#### Listed records
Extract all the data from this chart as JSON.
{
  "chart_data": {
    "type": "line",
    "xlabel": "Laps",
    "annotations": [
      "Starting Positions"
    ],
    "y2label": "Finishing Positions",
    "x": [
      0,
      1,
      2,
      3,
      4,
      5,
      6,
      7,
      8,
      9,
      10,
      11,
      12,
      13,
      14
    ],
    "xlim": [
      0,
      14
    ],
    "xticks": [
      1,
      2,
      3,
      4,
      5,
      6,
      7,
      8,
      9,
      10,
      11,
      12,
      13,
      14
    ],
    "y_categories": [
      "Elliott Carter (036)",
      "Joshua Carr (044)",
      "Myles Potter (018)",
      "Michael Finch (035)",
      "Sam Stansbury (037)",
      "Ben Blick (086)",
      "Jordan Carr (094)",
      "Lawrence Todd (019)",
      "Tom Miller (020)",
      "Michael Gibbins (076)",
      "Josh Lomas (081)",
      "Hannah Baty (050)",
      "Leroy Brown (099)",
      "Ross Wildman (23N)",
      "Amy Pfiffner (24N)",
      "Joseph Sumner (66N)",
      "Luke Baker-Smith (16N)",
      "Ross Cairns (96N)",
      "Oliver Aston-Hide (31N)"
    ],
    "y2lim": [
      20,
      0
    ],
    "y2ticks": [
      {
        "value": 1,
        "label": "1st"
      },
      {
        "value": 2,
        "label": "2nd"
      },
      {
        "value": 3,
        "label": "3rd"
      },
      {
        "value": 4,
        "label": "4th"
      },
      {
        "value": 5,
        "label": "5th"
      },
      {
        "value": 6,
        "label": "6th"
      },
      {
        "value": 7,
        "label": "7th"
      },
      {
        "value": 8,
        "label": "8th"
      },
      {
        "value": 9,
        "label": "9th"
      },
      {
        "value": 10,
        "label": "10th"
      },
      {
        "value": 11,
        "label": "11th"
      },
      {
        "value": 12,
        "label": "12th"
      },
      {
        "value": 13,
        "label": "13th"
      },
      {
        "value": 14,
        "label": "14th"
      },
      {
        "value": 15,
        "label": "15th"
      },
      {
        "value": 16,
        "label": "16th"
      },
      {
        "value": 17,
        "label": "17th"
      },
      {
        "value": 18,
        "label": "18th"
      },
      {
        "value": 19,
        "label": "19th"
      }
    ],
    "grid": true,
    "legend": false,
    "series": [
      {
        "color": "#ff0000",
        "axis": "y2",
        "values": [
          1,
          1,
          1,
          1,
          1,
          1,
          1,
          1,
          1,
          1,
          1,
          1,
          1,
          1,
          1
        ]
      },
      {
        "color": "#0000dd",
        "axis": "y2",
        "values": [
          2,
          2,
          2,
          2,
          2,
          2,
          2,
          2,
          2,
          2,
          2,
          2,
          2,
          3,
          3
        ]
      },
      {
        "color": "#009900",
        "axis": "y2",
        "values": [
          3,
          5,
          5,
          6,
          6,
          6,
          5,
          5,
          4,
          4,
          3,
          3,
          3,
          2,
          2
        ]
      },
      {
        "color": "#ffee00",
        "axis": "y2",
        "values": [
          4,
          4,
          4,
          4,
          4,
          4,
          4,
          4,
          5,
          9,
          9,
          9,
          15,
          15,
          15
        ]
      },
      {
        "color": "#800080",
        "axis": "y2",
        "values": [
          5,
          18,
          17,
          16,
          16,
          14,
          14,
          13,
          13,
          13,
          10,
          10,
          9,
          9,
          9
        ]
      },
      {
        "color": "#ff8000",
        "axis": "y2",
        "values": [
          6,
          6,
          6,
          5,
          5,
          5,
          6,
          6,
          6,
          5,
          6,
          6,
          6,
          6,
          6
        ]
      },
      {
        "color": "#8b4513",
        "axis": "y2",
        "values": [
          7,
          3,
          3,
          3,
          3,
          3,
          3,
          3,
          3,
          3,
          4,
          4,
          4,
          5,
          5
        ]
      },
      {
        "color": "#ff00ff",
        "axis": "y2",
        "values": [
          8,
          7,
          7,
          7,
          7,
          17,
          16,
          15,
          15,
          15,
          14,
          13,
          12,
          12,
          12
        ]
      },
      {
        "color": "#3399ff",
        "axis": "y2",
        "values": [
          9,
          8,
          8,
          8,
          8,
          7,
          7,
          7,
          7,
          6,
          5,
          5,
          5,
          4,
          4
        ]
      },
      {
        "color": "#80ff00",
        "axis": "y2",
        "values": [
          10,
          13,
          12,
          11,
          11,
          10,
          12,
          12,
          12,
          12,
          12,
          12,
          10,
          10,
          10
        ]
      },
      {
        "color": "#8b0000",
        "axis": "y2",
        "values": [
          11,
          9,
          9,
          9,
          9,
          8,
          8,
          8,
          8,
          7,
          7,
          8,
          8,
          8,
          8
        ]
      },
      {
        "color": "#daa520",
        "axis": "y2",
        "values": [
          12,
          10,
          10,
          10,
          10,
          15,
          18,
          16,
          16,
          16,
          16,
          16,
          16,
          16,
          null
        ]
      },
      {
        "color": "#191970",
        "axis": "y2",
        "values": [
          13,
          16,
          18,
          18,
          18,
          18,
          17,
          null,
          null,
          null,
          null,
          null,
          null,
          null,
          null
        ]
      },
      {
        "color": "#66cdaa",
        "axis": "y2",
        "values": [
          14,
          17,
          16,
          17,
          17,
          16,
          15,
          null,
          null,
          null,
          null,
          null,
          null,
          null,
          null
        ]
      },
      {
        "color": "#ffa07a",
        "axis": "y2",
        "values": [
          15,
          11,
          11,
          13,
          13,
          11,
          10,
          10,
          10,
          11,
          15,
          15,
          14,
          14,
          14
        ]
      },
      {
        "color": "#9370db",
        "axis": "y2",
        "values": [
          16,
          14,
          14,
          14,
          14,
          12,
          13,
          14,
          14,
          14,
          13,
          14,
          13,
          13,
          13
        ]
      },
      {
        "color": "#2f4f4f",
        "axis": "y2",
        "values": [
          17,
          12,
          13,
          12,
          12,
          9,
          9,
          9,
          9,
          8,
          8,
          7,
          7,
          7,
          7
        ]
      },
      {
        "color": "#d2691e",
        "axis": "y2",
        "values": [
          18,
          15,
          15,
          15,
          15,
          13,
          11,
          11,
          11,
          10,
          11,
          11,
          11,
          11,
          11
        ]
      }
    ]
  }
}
########
Show all lines above holding "Michael".

▶ **Response to the task**:
      "Michael Finch (035)",
      "Michael Gibbins (076)",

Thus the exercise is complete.